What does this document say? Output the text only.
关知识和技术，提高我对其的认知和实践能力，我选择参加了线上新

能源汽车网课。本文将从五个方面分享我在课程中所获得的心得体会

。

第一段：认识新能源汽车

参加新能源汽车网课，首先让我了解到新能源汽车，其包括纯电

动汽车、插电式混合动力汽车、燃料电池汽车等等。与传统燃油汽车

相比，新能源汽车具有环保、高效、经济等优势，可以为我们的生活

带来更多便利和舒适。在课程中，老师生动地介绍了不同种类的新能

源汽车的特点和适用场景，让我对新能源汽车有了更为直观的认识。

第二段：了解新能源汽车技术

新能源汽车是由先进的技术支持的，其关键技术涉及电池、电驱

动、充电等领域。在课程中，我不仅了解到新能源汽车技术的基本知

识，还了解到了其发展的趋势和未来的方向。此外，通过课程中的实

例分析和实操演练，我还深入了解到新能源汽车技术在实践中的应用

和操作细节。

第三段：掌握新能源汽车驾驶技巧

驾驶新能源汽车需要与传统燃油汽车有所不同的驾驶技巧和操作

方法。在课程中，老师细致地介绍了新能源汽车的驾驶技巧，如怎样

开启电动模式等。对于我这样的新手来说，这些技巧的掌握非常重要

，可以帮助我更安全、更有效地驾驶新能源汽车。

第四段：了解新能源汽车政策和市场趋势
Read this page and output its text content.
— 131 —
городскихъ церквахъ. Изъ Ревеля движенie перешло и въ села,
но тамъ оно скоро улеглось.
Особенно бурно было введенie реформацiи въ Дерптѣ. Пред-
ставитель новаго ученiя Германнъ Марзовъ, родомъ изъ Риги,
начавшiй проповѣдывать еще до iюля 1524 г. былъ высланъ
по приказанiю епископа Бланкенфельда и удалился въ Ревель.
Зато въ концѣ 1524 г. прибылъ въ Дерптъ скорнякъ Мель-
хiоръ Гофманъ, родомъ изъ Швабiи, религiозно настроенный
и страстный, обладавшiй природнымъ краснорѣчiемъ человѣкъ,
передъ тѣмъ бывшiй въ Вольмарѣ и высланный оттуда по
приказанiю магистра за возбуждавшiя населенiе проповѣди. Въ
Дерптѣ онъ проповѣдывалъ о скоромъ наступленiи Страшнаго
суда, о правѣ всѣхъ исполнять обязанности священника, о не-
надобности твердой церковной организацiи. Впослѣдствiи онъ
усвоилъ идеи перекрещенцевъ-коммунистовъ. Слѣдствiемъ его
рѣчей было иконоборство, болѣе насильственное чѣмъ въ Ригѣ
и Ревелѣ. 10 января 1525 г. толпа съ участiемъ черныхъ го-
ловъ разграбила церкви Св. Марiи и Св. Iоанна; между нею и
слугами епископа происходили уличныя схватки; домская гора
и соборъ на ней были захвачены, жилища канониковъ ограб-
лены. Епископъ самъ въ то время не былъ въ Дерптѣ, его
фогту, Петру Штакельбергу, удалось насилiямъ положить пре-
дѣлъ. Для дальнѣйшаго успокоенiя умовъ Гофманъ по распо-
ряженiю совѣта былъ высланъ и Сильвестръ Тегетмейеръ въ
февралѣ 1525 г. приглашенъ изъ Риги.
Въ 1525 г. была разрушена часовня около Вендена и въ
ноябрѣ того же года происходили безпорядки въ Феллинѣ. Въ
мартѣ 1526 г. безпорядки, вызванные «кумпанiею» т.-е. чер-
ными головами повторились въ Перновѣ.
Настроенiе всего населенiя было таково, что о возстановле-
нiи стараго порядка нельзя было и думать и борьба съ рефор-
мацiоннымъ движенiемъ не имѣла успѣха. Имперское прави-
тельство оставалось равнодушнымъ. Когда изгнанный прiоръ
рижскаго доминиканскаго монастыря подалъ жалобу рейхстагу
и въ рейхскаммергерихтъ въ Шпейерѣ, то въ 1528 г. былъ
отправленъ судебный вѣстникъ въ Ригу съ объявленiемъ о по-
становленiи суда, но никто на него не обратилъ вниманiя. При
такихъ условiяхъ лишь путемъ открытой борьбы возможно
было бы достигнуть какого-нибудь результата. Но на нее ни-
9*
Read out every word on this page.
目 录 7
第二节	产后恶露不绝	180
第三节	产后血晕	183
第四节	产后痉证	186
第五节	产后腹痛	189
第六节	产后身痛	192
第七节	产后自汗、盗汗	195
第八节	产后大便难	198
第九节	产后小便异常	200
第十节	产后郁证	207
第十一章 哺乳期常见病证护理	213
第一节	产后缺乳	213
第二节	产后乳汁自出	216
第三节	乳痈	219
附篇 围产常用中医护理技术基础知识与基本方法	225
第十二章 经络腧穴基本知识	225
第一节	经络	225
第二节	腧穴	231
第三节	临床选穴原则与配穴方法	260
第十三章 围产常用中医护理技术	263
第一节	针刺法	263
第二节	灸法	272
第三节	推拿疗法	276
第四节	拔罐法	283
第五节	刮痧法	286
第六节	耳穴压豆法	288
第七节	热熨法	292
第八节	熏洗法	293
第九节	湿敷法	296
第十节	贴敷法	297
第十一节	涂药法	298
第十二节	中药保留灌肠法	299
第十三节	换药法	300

-.-.-

# Set exercise:
Copy every line of the material, please, keeping it exactly the same.

# Exercise output:
What does this document say? Output the text only.
关知识和技术，提高我对其的认知和实践能力，我选择参加了线上新

能源汽车网课。本文将从五个方面分享我在课程中所获得的心得体会

。

第一段：认识新能源汽车

参加新能源汽车网课，首先让我了解到新能源汽车，其包括纯电

动汽车、插电式混合动力汽车、燃料电池汽车等等。与传统燃油汽车

相比，新能源汽车具有环保、高效、经济等优势，可以为我们的生活

带来更多便利和舒适。在课程中，老师生动地介绍了不同种类的新能

源汽车的特点和适用场景，让我对新能源汽车有了更为直观的认识。

第二段：了解新能源汽车技术

新能源汽车是由先进的技术支持的，其关键技术涉及电池、电驱

动、充电等领域。在课程中，我不仅了解到新能源汽车技术的基本知

识，还了解到了其发展的趋势和未来的方向。此外，通过课程中的实

例分析和实操演练，我还深入了解到新能源汽车技术在实践中的应用

和操作细节。

第三段：掌握新能源汽车驾驶技巧

驾驶新能源汽车需要与传统燃油汽车有所不同的驾驶技巧和操作

方法。在课程中，老师细致地介绍了新能源汽车的驾驶技巧，如怎样

开启电动模式等。对于我这样的新手来说，这些技巧的掌握非常重要

，可以帮助我更安全、更有效地驾驶新能源汽车。

第四段：了解新能源汽车政策和市场趋势
Read this page and output its text content.
— 131 —
городскихъ церквахъ. Изъ Ревеля движенie перешло и въ села,
но тамъ оно скоро улеглось.
Особенно бурно было введенie реформацiи въ Дерптѣ. Пред-
ставитель новаго ученiя Германнъ Марзовъ, родомъ изъ Риги,
начавшiй проповѣдывать еще до iюля 1524 г. былъ высланъ
по приказанiю епископа Бланкенфельда и удалился въ Ревель.
Зато въ концѣ 1524 г. прибылъ въ Дерптъ скорнякъ Мель-
хiоръ Гофманъ, родомъ изъ Швабiи, религiозно настроенный
и страстный, обладавшiй природнымъ краснорѣчiемъ человѣкъ,
передъ тѣмъ бывшiй въ Вольмарѣ и высланный оттуда по
приказанiю магистра за возбуждавшiя населенiе проповѣди. Въ
Дерптѣ онъ проповѣдывалъ о скоромъ наступленiи Страшнаго
суда, о правѣ всѣхъ исполнять обязанности священника, о не-
надобности твердой церковной организацiи. Впослѣдствiи онъ
усвоилъ идеи перекрещенцевъ-коммунистовъ. Слѣдствiемъ его
рѣчей было иконоборство, болѣе насильственное чѣмъ въ Ригѣ
и Ревелѣ. 10 января 1525 г. толпа съ участiемъ черныхъ го-
ловъ разграбила церкви Св. Марiи и Св. Iоанна; между нею и
слугами епископа происходили уличныя схватки; домская гора
и соборъ на ней были захвачены, жилища канониковъ ограб-
лены. Епископъ самъ въ то время не былъ въ Дерптѣ, его
фогту, Петру Штакельбергу, удалось насилiямъ положить пре-
дѣлъ. Для дальнѣйшаго успокоенiя умовъ Гофманъ по распо-
ряженiю совѣта былъ высланъ и Сильвестръ Тегетмейеръ въ
февралѣ 1525 г. приглашенъ изъ Риги.
Въ 1525 г. была разрушена часовня около Вендена и въ
ноябрѣ того же года происходили безпорядки въ Феллинѣ. Въ
мартѣ 1526 г. безпорядки, вызванные «кумпанiею» т.-е. чер-
ными головами повторились въ Перновѣ.
Настроенiе всего населенiя было таково, что о возстановле-
нiи стараго порядка нельзя было и думать и борьба съ рефор-
мацiоннымъ движенiемъ не имѣла успѣха. Имперское прави-
тельство оставалось равнодушнымъ. Когда изгнанный прiоръ
рижскаго доминиканскаго монастыря подалъ жалобу рейхстагу
и въ рейхскаммергерихтъ въ Шпейерѣ, то въ 1528 г. былъ
отправленъ судебный вѣстникъ въ Ригу съ объявленiемъ о по-
становленiи суда, но никто на него не обратилъ вниманiя. При
такихъ условiяхъ лишь путемъ открытой борьбы возможно
было бы достигнуть какого-нибудь результата. Но на нее ни-
9*
Read out every word on this page.
目 录 7
第二节	产后恶露不绝	180
第三节	产后血晕	183
第四节	产后痉证	186
第五节	产后腹痛	189
第六节	产后身痛	192
第七节	产后自汗、盗汗	195
第八节	产后大便难	198
第九节	产后小便异常	200
第十节	产后郁证	207
第十一章 哺乳期常见病证护理	213
第一节	产后缺乳	213
第二节	产后乳汁自出	216
第三节	乳痈	219
附篇 围产常用中医护理技术基础知识与基本方法	225
第十二章 经络腧穴基本知识	225
第一节	经络	225
第二节	腧穴	231
第三节	临床选穴原则与配穴方法	260
第十三章 围产常用中医护理技术	263
第一节	针刺法	263
第二节	灸法	272
第三节	推拿疗法	276
第四节	拔罐法	283
第五节	刮痧法	286
第六节	耳穴压豆法	288
第七节	热熨法	292
第八节	熏洗法	293
第九节	湿敷法	296
第十节	贴敷法	297
第十一节	涂药法	298
第十二节	中药保留灌肠法	299
第十三节	换药法	300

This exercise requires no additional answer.